- **EXERCISE DETAILS**:
Filter the records below and copy every line containing the word "label".

- **RECORD EXTRACTS**:
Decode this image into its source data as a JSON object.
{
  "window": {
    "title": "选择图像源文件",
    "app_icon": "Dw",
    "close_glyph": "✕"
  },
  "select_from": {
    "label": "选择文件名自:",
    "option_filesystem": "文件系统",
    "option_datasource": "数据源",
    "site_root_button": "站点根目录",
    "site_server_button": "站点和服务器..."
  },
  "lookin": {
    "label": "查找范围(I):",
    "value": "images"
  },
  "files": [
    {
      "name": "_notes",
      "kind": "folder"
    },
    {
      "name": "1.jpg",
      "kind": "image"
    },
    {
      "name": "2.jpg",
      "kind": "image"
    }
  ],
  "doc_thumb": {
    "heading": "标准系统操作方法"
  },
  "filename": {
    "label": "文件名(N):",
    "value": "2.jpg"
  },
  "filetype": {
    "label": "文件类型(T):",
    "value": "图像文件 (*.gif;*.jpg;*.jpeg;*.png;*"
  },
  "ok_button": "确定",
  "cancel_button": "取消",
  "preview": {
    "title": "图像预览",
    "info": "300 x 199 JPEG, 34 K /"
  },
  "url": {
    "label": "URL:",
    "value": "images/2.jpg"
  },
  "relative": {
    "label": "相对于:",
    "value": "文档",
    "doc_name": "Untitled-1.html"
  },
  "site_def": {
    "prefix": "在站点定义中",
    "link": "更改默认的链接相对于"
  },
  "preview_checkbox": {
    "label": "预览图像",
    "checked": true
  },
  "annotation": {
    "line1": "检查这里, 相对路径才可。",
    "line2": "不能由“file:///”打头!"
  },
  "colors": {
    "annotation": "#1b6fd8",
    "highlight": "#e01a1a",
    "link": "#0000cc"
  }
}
---
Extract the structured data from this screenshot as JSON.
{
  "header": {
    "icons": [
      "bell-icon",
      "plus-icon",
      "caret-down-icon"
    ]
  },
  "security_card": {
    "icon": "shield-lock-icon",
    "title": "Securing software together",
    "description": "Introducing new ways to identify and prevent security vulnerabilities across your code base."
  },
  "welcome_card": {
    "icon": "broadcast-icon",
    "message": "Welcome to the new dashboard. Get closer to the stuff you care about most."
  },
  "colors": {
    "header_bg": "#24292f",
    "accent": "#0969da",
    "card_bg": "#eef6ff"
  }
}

- **ANSWER FOR THIS EXERCISE**:
    "label": "选择文件名自:",
    "label": "查找范围(I):",
    "label": "文件名(N):",
    "label": "文件类型(T):",
    "label": "URL:",
    "label": "相对于:",
    "label": "预览图像",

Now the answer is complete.